[Information given start]

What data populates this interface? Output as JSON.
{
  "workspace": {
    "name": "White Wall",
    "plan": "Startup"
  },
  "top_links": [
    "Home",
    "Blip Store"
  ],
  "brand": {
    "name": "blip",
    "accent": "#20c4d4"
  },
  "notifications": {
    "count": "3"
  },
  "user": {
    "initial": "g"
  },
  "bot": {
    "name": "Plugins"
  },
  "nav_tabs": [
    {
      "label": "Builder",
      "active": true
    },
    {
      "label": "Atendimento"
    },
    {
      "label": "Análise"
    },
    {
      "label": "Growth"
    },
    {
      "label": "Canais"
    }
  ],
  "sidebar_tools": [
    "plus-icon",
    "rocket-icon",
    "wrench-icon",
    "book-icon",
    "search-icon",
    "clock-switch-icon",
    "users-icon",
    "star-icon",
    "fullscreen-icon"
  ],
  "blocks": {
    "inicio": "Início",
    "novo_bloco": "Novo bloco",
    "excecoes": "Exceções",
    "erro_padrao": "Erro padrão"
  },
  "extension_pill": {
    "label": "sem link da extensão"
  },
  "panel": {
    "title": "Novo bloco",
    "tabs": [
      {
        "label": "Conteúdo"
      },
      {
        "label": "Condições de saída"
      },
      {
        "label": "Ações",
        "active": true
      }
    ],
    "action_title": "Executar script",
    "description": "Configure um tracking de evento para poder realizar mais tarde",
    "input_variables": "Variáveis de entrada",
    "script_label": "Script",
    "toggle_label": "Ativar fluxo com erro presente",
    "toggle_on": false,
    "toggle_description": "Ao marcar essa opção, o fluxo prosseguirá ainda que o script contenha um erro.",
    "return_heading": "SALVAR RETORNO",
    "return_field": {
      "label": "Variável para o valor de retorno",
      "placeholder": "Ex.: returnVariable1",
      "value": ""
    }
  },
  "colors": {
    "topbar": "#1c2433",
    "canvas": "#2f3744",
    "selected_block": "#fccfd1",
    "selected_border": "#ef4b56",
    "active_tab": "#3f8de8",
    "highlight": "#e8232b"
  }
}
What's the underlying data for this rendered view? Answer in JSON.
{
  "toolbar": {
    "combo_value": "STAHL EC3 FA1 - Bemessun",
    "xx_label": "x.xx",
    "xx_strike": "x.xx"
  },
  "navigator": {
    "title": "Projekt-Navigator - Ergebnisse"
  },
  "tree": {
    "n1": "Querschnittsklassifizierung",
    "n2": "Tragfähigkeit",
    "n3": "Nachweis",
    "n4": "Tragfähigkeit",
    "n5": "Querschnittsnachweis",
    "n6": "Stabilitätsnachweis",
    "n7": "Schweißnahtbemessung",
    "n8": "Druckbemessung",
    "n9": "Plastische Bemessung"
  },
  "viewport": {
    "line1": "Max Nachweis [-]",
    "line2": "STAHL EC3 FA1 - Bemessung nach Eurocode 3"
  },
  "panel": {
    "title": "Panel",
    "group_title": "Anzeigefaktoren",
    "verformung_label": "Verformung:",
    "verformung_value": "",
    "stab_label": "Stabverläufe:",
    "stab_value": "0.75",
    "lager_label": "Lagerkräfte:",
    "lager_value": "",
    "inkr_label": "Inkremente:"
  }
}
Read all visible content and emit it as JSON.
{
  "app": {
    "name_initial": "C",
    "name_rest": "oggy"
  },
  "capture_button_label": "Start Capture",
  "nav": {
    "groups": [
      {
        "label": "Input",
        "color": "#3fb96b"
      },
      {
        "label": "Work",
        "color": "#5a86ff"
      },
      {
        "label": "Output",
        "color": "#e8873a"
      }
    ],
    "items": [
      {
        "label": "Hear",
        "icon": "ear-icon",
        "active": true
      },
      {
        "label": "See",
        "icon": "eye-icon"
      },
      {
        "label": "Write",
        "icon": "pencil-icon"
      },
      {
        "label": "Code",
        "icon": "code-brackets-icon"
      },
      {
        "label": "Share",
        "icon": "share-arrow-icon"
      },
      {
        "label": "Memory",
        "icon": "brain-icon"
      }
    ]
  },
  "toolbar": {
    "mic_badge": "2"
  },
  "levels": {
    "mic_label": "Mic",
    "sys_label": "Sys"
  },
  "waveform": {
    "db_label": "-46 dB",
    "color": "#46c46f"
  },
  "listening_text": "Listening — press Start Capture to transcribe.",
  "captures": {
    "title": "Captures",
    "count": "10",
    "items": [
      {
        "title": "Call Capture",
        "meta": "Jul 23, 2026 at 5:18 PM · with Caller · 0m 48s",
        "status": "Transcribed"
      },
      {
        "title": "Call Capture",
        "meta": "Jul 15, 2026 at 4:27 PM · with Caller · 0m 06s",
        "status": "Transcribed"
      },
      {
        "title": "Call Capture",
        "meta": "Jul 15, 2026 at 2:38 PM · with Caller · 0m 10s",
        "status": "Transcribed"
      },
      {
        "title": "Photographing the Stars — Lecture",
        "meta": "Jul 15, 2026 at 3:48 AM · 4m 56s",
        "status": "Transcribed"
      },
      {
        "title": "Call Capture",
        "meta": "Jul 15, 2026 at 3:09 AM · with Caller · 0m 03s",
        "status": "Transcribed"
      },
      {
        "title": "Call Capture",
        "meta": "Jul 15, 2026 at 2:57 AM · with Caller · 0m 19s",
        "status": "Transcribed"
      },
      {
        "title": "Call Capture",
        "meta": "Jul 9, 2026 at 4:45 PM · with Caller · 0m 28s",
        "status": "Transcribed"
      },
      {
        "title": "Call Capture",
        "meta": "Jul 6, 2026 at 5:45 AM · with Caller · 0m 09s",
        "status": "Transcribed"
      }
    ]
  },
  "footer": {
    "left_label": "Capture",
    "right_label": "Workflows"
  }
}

[Information given end]

Problem — Copy out all of the records shown above exactly.

Response for this exercise —
What data populates this interface? Output as JSON.
{
  "workspace": {
    "name": "White Wall",
    "plan": "Startup"
  },
  "top_links": [
    "Home",
    "Blip Store"
  ],
  "brand": {
    "name": "blip",
    "accent": "#20c4d4"
  },
  "notifications": {
    "count": "3"
  },
  "user": {
    "initial": "g"
  },
  "bot": {
    "name": "Plugins"
  },
  "nav_tabs": [
    {
      "label": "Builder",
      "active": true
    },
    {
      "label": "Atendimento"
    },
    {
      "label": "Análise"
    },
    {
      "label": "Growth"
    },
    {
      "label": "Canais"
    }
  ],
  "sidebar_tools": [
    "plus-icon",
    "rocket-icon",
    "wrench-icon",
    "book-icon",
    "search-icon",
    "clock-switch-icon",
    "users-icon",
    "star-icon",
    "fullscreen-icon"
  ],
  "blocks": {
    "inicio": "Início",
    "novo_bloco": "Novo bloco",
    "excecoes": "Exceções",
    "erro_padrao": "Erro padrão"
  },
  "extension_pill": {
    "label": "sem link da extensão"
  },
  "panel": {
    "title": "Novo bloco",
    "tabs": [
      {
        "label": "Conteúdo"
      },
      {
        "label": "Condições de saída"
      },
      {
        "label": "Ações",
        "active": true
      }
    ],
    "action_title": "Executar script",
    "description": "Configure um tracking de evento para poder realizar mais tarde",
    "input_variables": "Variáveis de entrada",
    "script_label": "Script",
    "toggle_label": "Ativar fluxo com erro presente",
    "toggle_on": false,
    "toggle_description": "Ao marcar essa opção, o fluxo prosseguirá ainda que o script contenha um erro.",
    "return_heading": "SALVAR RETORNO",
    "return_field": {
      "label": "Variável para o valor de retorno",
      "placeholder": "Ex.: returnVariable1",
      "value": ""
    }
  },
  "colors": {
    "topbar": "#1c2433",
    "canvas": "#2f3744",
    "selected_block": "#fccfd1",
    "selected_border": "#ef4b56",
    "active_tab": "#3f8de8",
    "highlight": "#e8232b"
  }
}
What's the underlying data for this rendered view? Answer in JSON.
{
  "toolbar": {
    "combo_value": "STAHL EC3 FA1 - Bemessun",
    "xx_label": "x.xx",
    "xx_strike": "x.xx"
  },
  "navigator": {
    "title": "Projekt-Navigator - Ergebnisse"
  },
  "tree": {
    "n1": "Querschnittsklassifizierung",
    "n2": "Tragfähigkeit",
    "n3": "Nachweis",
    "n4": "Tragfähigkeit",
    "n5": "Querschnittsnachweis",
    "n6": "Stabilitätsnachweis",
    "n7": "Schweißnahtbemessung",
    "n8": "Druckbemessung",
    "n9": "Plastische Bemessung"
  },
  "viewport": {
    "line1": "Max Nachweis [-]",
    "line2": "STAHL EC3 FA1 - Bemessung nach Eurocode 3"
  },
  "panel": {
    "title": "Panel",
    "group_title": "Anzeigefaktoren",
    "verformung_label": "Verformung:",
    "verformung_value": "",
    "stab_label": "Stabverläufe:",
    "stab_value": "0.75",
    "lager_label": "Lagerkräfte:",
    "lager_value": "",
    "inkr_label": "Inkremente:"
  }
}
Read all visible content and emit it as JSON.
{
  "app": {
    "name_initial": "C",
    "name_rest": "oggy"
  },
  "capture_button_label": "Start Capture",
  "nav": {
    "groups": [
      {
        "label": "Input",
        "color": "#3fb96b"
      },
      {
        "label": "Work",
        "color": "#5a86ff"
      },
      {
        "label": "Output",
        "color": "#e8873a"
      }
    ],
    "items": [
      {
        "label": "Hear",
        "icon": "ear-icon",
        "active": true
      },
      {
        "label": "See",
        "icon": "eye-icon"
      },
      {
        "label": "Write",
        "icon": "pencil-icon"
      },
      {
        "label": "Code",
        "icon": "code-brackets-icon"
      },
      {
        "label": "Share",
        "icon": "share-arrow-icon"
      },
      {
        "label": "Memory",
        "icon": "brain-icon"
      }
    ]
  },
  "toolbar": {
    "mic_badge": "2"
  },
  "levels": {
    "mic_label": "Mic",
    "sys_label": "Sys"
  },
  "waveform": {
    "db_label": "-46 dB",
    "color": "#46c46f"
  },
  "listening_text": "Listening — press Start Capture to transcribe.",
  "captures": {
    "title": "Captures",
    "count": "10",
    "items": [
      {
        "title": "Call Capture",
        "meta": "Jul 23, 2026 at 5:18 PM · with Caller · 0m 48s",
        "status": "Transcribed"
      },
      {
        "title": "Call Capture",
        "meta": "Jul 15, 2026 at 4:27 PM · with Caller · 0m 06s",
        "status": "Transcribed"
      },
      {
        "title": "Call Capture",
        "meta": "Jul 15, 2026 at 2:38 PM · with Caller · 0m 10s",
        "status": "Transcribed"
      },
      {
        "title": "Photographing the Stars — Lecture",
        "meta": "Jul 15, 2026 at 3:48 AM · 4m 56s",
        "status": "Transcribed"
      },
      {
        "title": "Call Capture",
        "meta": "Jul 15, 2026 at 3:09 AM · with Caller · 0m 03s",
        "status": "Transcribed"
      },
      {
        "title": "Call Capture",
        "meta": "Jul 15, 2026 at 2:57 AM · with Caller · 0m 19s",
        "status": "Transcribed"
      },
      {
        "title": "Call Capture",
        "meta": "Jul 9, 2026 at 4:45 PM · with Caller · 0m 28s",
        "status": "Transcribed"
      },
      {
        "title": "Call Capture",
        "meta": "Jul 6, 2026 at 5:45 AM · with Caller · 0m 09s",
        "status": "Transcribed"
      }
    ]
  },
  "footer": {
    "left_label": "Capture",
    "right_label": "Workflows"
  }
}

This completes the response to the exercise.